Reproduce the listing below line for line, keeping every character unchanged.

-.-.-

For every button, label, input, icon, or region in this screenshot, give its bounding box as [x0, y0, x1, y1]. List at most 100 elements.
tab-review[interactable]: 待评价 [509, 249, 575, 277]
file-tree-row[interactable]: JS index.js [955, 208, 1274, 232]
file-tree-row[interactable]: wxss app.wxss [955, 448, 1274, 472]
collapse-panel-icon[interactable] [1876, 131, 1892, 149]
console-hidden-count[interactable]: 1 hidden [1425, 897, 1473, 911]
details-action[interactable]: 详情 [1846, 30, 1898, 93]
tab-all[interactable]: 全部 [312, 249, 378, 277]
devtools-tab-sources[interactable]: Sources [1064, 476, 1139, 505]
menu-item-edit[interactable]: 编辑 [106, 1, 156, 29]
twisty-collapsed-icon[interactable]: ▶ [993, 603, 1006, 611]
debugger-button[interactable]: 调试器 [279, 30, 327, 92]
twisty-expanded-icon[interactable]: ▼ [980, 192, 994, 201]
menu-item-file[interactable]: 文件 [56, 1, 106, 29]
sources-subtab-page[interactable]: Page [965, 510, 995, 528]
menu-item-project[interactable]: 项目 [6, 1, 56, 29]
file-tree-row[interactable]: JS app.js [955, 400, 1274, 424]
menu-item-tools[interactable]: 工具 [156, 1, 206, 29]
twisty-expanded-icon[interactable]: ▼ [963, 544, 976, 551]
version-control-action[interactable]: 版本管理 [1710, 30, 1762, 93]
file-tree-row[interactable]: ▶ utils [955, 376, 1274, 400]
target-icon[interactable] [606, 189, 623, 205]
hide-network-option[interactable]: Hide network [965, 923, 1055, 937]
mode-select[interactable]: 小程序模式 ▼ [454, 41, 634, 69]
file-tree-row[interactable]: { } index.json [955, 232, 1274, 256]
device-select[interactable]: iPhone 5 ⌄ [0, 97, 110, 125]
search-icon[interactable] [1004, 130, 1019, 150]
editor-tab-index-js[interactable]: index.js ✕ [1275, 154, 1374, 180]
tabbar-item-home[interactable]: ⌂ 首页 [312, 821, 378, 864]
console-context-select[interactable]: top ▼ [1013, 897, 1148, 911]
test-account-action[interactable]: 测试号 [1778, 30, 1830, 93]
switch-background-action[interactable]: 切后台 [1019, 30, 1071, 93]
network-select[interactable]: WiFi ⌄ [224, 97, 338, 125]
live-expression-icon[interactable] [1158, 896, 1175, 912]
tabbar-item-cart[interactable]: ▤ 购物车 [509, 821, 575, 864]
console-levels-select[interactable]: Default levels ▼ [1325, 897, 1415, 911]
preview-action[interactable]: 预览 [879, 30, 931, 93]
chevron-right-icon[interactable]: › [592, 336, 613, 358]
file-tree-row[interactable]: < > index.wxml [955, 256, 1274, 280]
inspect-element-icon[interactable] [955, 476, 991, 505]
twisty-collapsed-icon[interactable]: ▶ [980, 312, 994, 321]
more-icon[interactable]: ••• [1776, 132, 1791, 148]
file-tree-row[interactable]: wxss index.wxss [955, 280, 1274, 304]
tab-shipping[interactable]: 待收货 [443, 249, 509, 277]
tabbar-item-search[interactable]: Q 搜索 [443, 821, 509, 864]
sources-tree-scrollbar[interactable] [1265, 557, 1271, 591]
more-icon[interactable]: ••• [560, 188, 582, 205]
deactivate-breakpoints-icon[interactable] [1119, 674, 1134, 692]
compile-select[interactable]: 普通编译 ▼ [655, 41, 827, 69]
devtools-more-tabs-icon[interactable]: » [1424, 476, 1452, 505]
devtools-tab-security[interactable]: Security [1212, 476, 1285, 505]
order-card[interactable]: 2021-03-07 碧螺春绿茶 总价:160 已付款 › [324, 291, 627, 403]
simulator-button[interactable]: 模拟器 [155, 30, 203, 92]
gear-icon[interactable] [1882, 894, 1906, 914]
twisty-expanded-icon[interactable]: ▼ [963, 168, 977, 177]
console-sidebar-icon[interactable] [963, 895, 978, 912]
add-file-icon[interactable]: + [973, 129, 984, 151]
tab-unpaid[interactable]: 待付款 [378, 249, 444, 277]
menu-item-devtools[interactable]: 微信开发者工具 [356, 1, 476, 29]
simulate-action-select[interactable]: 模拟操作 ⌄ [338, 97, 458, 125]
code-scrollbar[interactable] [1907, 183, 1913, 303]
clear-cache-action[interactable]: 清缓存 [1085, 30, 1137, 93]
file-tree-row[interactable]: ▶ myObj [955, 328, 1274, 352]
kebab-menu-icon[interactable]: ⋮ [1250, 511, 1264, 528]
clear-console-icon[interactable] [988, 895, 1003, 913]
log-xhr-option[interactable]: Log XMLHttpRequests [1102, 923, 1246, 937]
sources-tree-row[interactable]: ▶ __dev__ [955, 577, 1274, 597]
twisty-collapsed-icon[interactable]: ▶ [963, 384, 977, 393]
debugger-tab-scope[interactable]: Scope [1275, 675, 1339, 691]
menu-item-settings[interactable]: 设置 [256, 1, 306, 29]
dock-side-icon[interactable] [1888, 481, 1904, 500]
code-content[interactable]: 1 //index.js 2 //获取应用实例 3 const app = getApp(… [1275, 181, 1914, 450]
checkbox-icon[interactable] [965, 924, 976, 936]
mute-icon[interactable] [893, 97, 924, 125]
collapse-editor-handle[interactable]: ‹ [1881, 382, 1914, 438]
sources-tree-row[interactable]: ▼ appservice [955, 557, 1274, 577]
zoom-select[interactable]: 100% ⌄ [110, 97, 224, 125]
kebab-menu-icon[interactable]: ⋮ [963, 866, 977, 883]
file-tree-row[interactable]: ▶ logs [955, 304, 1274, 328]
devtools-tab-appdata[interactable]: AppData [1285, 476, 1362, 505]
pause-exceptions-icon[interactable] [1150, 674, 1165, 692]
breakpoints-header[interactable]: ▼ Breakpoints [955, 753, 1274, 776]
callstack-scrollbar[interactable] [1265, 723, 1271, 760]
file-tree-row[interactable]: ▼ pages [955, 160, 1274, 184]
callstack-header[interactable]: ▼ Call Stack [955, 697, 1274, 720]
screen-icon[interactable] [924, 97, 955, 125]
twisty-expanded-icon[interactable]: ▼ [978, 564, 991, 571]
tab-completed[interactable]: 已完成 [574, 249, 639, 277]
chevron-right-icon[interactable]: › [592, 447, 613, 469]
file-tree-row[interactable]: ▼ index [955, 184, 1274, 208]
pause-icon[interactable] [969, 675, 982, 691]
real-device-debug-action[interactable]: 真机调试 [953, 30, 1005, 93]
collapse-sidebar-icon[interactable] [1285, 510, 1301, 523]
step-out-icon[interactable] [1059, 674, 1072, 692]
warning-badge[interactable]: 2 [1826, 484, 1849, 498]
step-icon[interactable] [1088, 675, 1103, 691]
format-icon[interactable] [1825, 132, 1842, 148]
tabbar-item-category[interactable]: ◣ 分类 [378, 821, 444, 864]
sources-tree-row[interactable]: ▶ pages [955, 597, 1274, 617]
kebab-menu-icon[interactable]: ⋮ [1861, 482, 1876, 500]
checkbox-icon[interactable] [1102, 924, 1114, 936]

-.-.-

Result of the exercise:
For every button, label, input, icon, or region in this screenshot, give its bounding box as [x0, y0, x1, y1]. List at most 100 elements.
tab-review[interactable]: 待评价 [509, 249, 575, 277]
file-tree-row[interactable]: JS index.js [955, 208, 1274, 232]
file-tree-row[interactable]: wxss app.wxss [955, 448, 1274, 472]
collapse-panel-icon[interactable] [1876, 131, 1892, 149]
console-hidden-count[interactable]: 1 hidden [1425, 897, 1473, 911]
details-action[interactable]: 详情 [1846, 30, 1898, 93]
tab-all[interactable]: 全部 [312, 249, 378, 277]
devtools-tab-sources[interactable]: Sources [1064, 476, 1139, 505]
menu-item-edit[interactable]: 编辑 [106, 1, 156, 29]
twisty-collapsed-icon[interactable]: ▶ [993, 603, 1006, 611]
debugger-button[interactable]: 调试器 [279, 30, 327, 92]
twisty-expanded-icon[interactable]: ▼ [980, 192, 994, 201]
menu-item-file[interactable]: 文件 [56, 1, 106, 29]
sources-subtab-page[interactable]: Page [965, 510, 995, 528]
menu-item-project[interactable]: 项目 [6, 1, 56, 29]
file-tree-row[interactable]: JS app.js [955, 400, 1274, 424]
menu-item-tools[interactable]: 工具 [156, 1, 206, 29]
twisty-expanded-icon[interactable]: ▼ [963, 544, 976, 551]
version-control-action[interactable]: 版本管理 [1710, 30, 1762, 93]
file-tree-row[interactable]: ▶ utils [955, 376, 1274, 400]
target-icon[interactable] [606, 189, 623, 205]
hide-network-option[interactable]: Hide network [965, 923, 1055, 937]
mode-select[interactable]: 小程序模式 ▼ [454, 41, 634, 69]
file-tree-row[interactable]: { } index.json [955, 232, 1274, 256]
device-select[interactable]: iPhone 5 ⌄ [0, 97, 110, 125]
search-icon[interactable] [1004, 130, 1019, 150]
editor-tab-index-js[interactable]: index.js ✕ [1275, 154, 1374, 180]
tabbar-item-home[interactable]: ⌂ 首页 [312, 821, 378, 864]
console-context-select[interactable]: top ▼ [1013, 897, 1148, 911]
test-account-action[interactable]: 测试号 [1778, 30, 1830, 93]
switch-background-action[interactable]: 切后台 [1019, 30, 1071, 93]
network-select[interactable]: WiFi ⌄ [224, 97, 338, 125]
live-expression-icon[interactable] [1158, 896, 1175, 912]
tabbar-item-cart[interactable]: ▤ 购物车 [509, 821, 575, 864]
console-levels-select[interactable]: Default levels ▼ [1325, 897, 1415, 911]
preview-action[interactable]: 预览 [879, 30, 931, 93]
chevron-right-icon[interactable]: › [592, 336, 613, 358]
file-tree-row[interactable]: < > index.wxml [955, 256, 1274, 280]
inspect-element-icon[interactable] [955, 476, 991, 505]
twisty-collapsed-icon[interactable]: ▶ [980, 312, 994, 321]
more-icon[interactable]: ••• [1776, 132, 1791, 148]
file-tree-row[interactable]: wxss index.wxss [955, 280, 1274, 304]
tab-shipping[interactable]: 待收货 [443, 249, 509, 277]
tabbar-item-search[interactable]: Q 搜索 [443, 821, 509, 864]
sources-tree-scrollbar[interactable] [1265, 557, 1271, 591]
more-icon[interactable]: ••• [560, 188, 582, 205]
deactivate-breakpoints-icon[interactable] [1119, 674, 1134, 692]
compile-select[interactable]: 普通编译 ▼ [655, 41, 827, 69]
devtools-more-tabs-icon[interactable]: » [1424, 476, 1452, 505]
devtools-tab-security[interactable]: Security [1212, 476, 1285, 505]
order-card[interactable]: 2021-03-07 碧螺春绿茶 总价:160 已付款 › [324, 291, 627, 403]
simulator-button[interactable]: 模拟器 [155, 30, 203, 92]
gear-icon[interactable] [1882, 894, 1906, 914]
twisty-expanded-icon[interactable]: ▼ [963, 168, 977, 177]
console-sidebar-icon[interactable] [963, 895, 978, 912]
add-file-icon[interactable]: + [973, 129, 984, 151]
tab-unpaid[interactable]: 待付款 [378, 249, 444, 277]
menu-item-devtools[interactable]: 微信开发者工具 [356, 1, 476, 29]
simulate-action-select[interactable]: 模拟操作 ⌄ [338, 97, 458, 125]
code-scrollbar[interactable] [1907, 183, 1913, 303]
clear-cache-action[interactable]: 清缓存 [1085, 30, 1137, 93]
file-tree-row[interactable]: ▶ myObj [955, 328, 1274, 352]
kebab-menu-icon[interactable]: ⋮ [1250, 511, 1264, 528]
clear-console-icon[interactable] [988, 895, 1003, 913]
log-xhr-option[interactable]: Log XMLHttpRequests [1102, 923, 1246, 937]
sources-tree-row[interactable]: ▶ __dev__ [955, 577, 1274, 597]
twisty-collapsed-icon[interactable]: ▶ [963, 384, 977, 393]
debugger-tab-scope[interactable]: Scope [1275, 675, 1339, 691]
menu-item-settings[interactable]: 设置 [256, 1, 306, 29]
dock-side-icon[interactable] [1888, 481, 1904, 500]
code-content[interactable]: 1 //index.js 2 //获取应用实例 3 const app = getApp(… [1275, 181, 1914, 450]
checkbox-icon[interactable] [965, 924, 976, 936]
mute-icon[interactable] [893, 97, 924, 125]
collapse-editor-handle[interactable]: ‹ [1881, 382, 1914, 438]
sources-tree-row[interactable]: ▼ appservice [955, 557, 1274, 577]
zoom-select[interactable]: 100% ⌄ [110, 97, 224, 125]
kebab-menu-icon[interactable]: ⋮ [963, 866, 977, 883]
file-tree-row[interactable]: ▶ logs [955, 304, 1274, 328]
devtools-tab-appdata[interactable]: AppData [1285, 476, 1362, 505]
pause-exceptions-icon[interactable] [1150, 674, 1165, 692]
breakpoints-header[interactable]: ▼ Breakpoints [955, 753, 1274, 776]
callstack-scrollbar[interactable] [1265, 723, 1271, 760]
file-tree-row[interactable]: ▼ pages [955, 160, 1274, 184]
callstack-header[interactable]: ▼ Call Stack [955, 697, 1274, 720]
screen-icon[interactable] [924, 97, 955, 125]
twisty-expanded-icon[interactable]: ▼ [978, 564, 991, 571]
tab-completed[interactable]: 已完成 [574, 249, 639, 277]
chevron-right-icon[interactable]: › [592, 447, 613, 469]
file-tree-row[interactable]: ▼ index [955, 184, 1274, 208]
pause-icon[interactable] [969, 675, 982, 691]
real-device-debug-action[interactable]: 真机调试 [953, 30, 1005, 93]
collapse-sidebar-icon[interactable] [1285, 510, 1301, 523]
step-out-icon[interactable] [1059, 674, 1072, 692]
warning-badge[interactable]: 2 [1826, 484, 1849, 498]
step-icon[interactable] [1088, 675, 1103, 691]
format-icon[interactable] [1825, 132, 1842, 148]
tabbar-item-category[interactable]: ◣ 分类 [378, 821, 444, 864]
sources-tree-row[interactable]: ▶ pages [955, 597, 1274, 617]
kebab-menu-icon[interactable]: ⋮ [1861, 482, 1876, 500]
checkbox-icon[interactable] [1102, 924, 1114, 936]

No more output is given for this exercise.